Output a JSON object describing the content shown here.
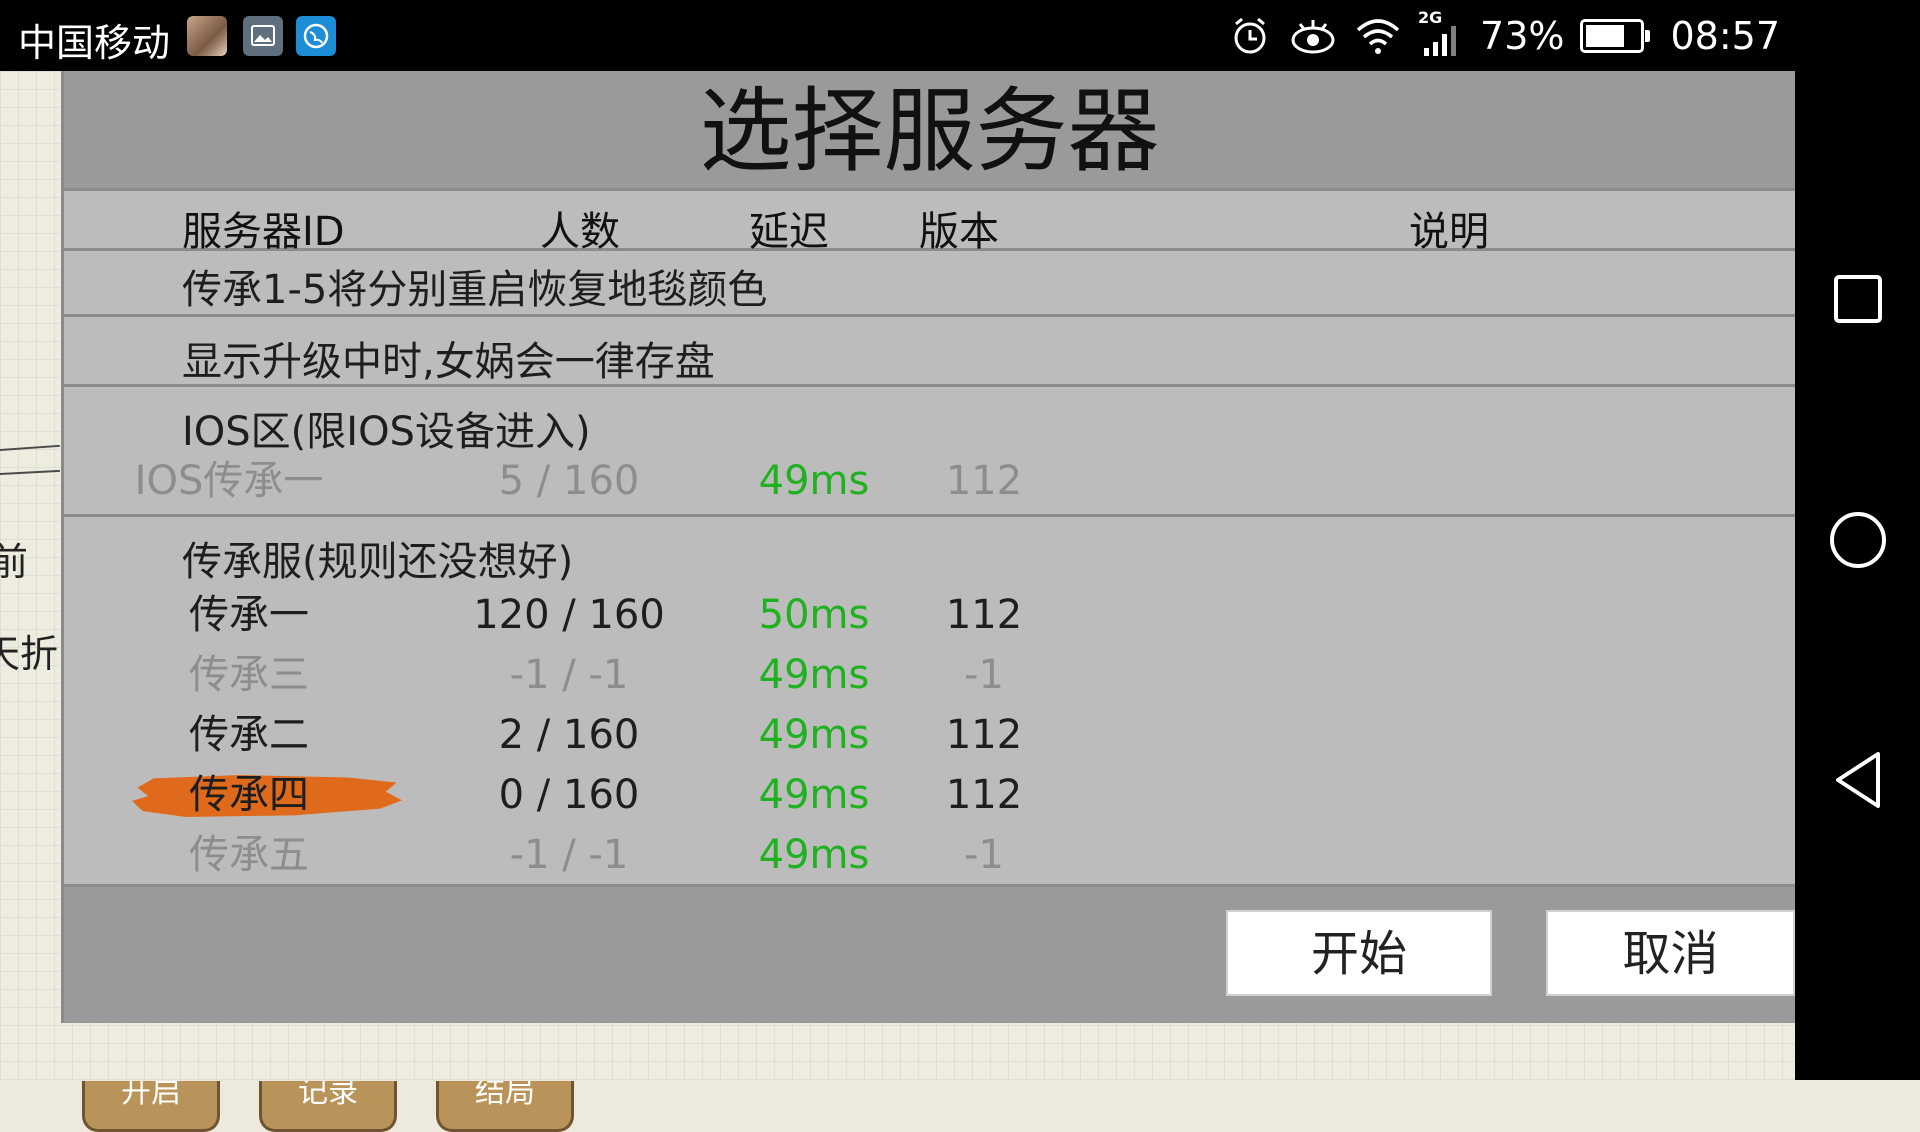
{
  "status_bar": {
    "carrier": "中国移动",
    "network_badge": "2G",
    "battery_percent": "73%",
    "battery_level": 0.73,
    "time": "08:57",
    "icons": [
      "photo-avatar-icon",
      "gallery-icon",
      "browser-icon",
      "alarm-icon",
      "eye-icon",
      "wifi-icon",
      "signal-icon",
      "battery-icon"
    ]
  },
  "background": {
    "side_texts": [
      "前",
      "天折"
    ],
    "bottom_buttons": [
      "开启",
      "记录",
      "结局"
    ]
  },
  "dialog": {
    "title": "选择服务器",
    "columns": [
      "服务器ID",
      "人数",
      "延迟",
      "版本",
      "说明"
    ],
    "notices": [
      "传承1-5将分别重启恢复地毯颜色",
      "显示升级中时,女娲会一律存盘"
    ],
    "groups": [
      {
        "title": "IOS区(限IOS设备进入)",
        "servers": [
          {
            "id": "IOS传承一",
            "population": "5 / 160",
            "latency": "49ms",
            "version": "112",
            "state": "dim"
          }
        ]
      },
      {
        "title": "传承服(规则还没想好)",
        "servers": [
          {
            "id": "传承一",
            "population": "120 / 160",
            "latency": "50ms",
            "version": "112",
            "state": "normal"
          },
          {
            "id": "传承三",
            "population": "-1 / -1",
            "latency": "49ms",
            "version": "-1",
            "state": "dim"
          },
          {
            "id": "传承二",
            "population": "2 / 160",
            "latency": "49ms",
            "version": "112",
            "state": "normal"
          },
          {
            "id": "传承四",
            "population": "0 / 160",
            "latency": "49ms",
            "version": "112",
            "state": "selected"
          },
          {
            "id": "传承五",
            "population": "-1 / -1",
            "latency": "49ms",
            "version": "-1",
            "state": "dim"
          }
        ]
      }
    ],
    "buttons": {
      "start": "开始",
      "cancel": "取消"
    },
    "colors": {
      "latency": "#1fb11f",
      "selection_brush": "#e06a1c",
      "title_bar": "#9a9a9a",
      "list_bg": "#bcbcbc"
    }
  }
}
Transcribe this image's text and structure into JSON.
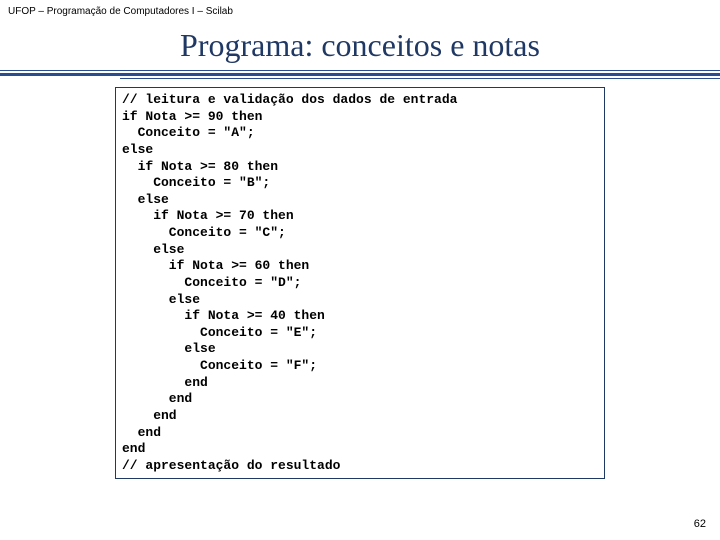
{
  "header": "UFOP – Programação de Computadores I – Scilab",
  "title": "Programa: conceitos e notas",
  "code": "// leitura e validação dos dados de entrada\nif Nota >= 90 then\n  Conceito = \"A\";\nelse\n  if Nota >= 80 then\n    Conceito = \"B\";\n  else\n    if Nota >= 70 then\n      Conceito = \"C\";\n    else\n      if Nota >= 60 then\n        Conceito = \"D\";\n      else\n        if Nota >= 40 then\n          Conceito = \"E\";\n        else\n          Conceito = \"F\";\n        end\n      end\n    end\n  end\nend\n// apresentação do resultado",
  "page_number": "62"
}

## The exercise
Find how many lines in the records contain the string "JSON", then give the number alone.

## Result
2